*Figure dataset records*:
----

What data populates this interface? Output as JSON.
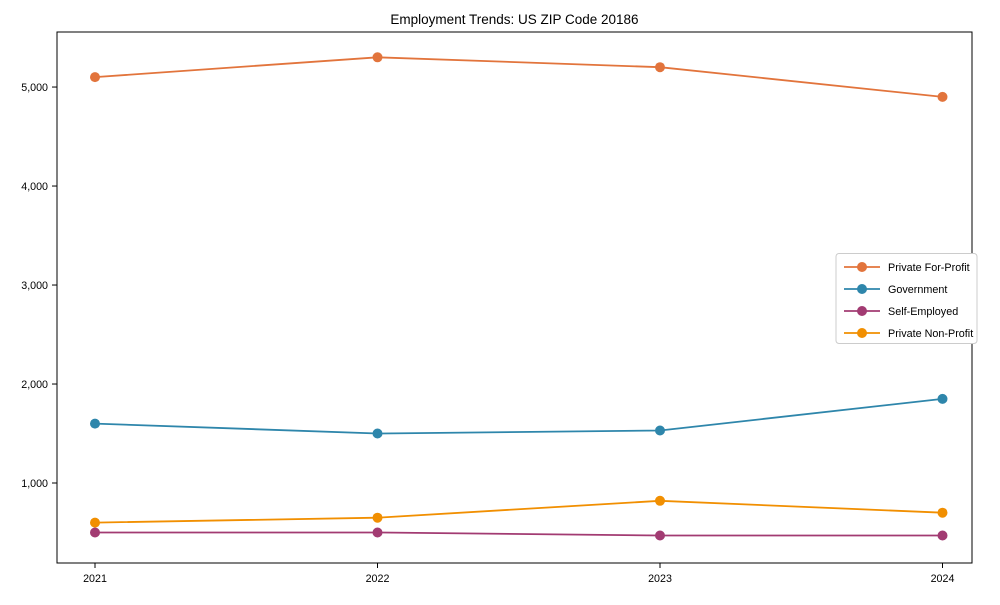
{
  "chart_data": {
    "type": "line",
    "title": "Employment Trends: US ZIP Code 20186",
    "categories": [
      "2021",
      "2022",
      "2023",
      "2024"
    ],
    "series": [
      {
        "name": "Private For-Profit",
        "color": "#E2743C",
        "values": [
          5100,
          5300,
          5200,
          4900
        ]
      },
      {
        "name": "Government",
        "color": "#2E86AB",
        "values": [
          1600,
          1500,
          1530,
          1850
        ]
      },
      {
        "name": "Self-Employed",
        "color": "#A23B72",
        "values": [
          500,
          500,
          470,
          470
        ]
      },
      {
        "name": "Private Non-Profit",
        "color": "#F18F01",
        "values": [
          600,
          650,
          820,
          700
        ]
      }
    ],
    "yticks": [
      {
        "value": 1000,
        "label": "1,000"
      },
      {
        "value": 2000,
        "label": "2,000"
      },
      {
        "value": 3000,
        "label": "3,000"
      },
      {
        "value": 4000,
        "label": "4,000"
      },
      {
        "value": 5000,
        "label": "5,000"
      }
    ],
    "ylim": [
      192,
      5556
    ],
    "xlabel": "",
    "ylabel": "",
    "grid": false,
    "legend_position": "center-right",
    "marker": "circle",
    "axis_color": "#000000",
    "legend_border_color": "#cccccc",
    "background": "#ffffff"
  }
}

----

*AIM*: Return every line holding the word "Private" from the records.

*EXPECTED ANSWER*:
        "name": "Private For-Profit",
        "name": "Private Non-Profit",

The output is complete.